• **Required work**
Select from the data all lines with the word "volatils".

(Entries taken from a collection)

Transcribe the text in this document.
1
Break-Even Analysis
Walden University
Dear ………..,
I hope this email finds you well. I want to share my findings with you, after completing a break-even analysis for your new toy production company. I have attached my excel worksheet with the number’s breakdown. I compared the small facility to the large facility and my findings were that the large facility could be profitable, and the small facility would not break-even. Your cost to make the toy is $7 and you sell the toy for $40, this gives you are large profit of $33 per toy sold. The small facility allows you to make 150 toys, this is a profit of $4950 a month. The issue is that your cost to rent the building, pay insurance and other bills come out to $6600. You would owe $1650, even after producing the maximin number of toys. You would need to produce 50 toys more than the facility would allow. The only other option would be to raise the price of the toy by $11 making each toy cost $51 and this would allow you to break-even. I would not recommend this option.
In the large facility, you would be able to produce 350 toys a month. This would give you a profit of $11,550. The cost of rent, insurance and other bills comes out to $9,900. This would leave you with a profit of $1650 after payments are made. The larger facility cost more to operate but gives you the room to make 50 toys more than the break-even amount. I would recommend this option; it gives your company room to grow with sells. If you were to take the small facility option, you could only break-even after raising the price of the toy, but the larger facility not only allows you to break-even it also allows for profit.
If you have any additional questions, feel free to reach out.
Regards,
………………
* * *
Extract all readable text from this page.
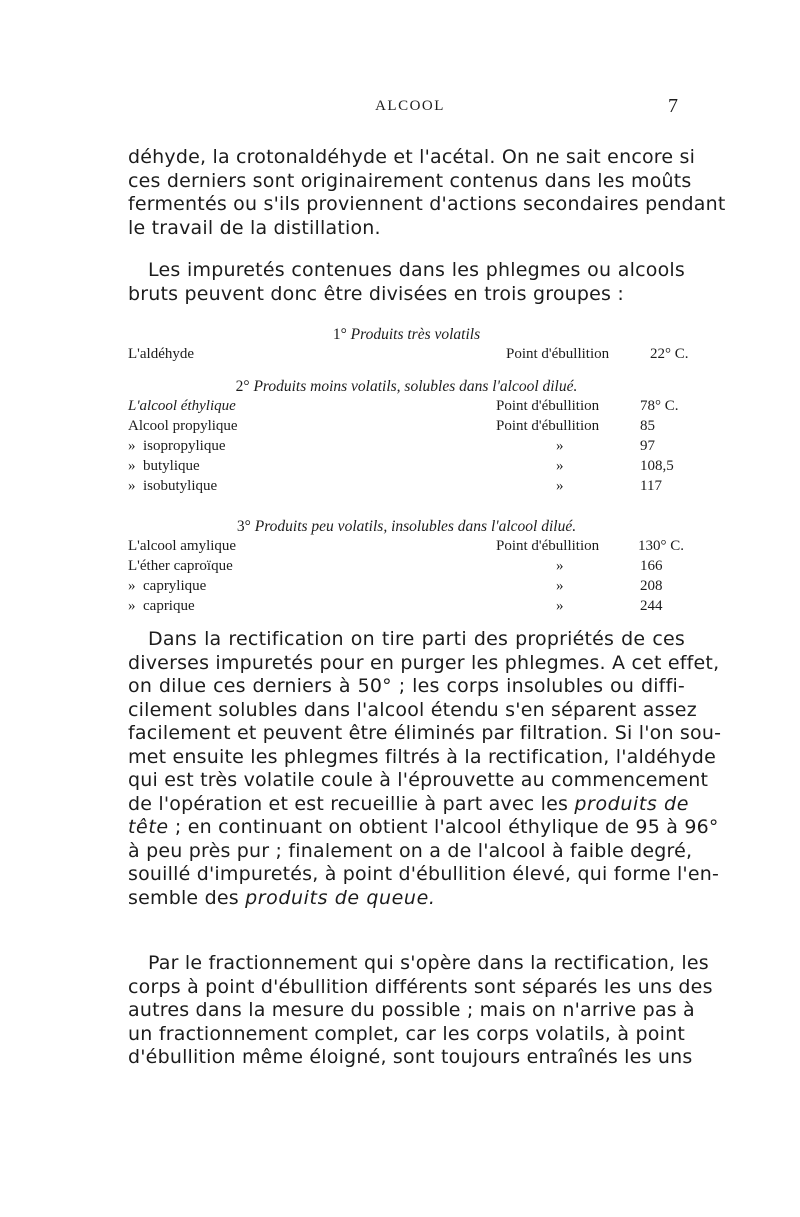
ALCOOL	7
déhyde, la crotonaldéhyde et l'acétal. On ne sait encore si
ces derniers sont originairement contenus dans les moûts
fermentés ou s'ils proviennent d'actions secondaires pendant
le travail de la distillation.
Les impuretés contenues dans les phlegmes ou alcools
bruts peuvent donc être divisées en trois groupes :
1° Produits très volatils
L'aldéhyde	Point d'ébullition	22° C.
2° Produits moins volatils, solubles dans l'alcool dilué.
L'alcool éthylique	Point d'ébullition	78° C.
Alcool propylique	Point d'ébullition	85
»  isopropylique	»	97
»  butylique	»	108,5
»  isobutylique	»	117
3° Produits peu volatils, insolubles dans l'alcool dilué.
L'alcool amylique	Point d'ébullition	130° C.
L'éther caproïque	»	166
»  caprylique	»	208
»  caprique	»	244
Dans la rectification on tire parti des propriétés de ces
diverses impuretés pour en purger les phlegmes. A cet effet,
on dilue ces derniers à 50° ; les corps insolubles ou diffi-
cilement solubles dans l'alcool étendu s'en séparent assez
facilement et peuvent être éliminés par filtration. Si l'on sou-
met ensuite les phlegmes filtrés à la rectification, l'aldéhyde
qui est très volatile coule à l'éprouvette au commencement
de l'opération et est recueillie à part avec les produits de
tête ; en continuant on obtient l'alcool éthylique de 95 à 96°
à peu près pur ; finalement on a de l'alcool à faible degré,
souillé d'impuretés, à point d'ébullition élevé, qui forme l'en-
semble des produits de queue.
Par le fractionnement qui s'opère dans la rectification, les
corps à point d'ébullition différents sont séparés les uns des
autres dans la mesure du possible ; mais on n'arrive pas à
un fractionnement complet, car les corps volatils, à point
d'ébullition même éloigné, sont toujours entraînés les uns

• **Finished answer**
1° Produits très volatils
2° Produits moins volatils, solubles dans l'alcool dilué.
3° Produits peu volatils, insolubles dans l'alcool dilué.
un fractionnement complet, car les corps volatils, à point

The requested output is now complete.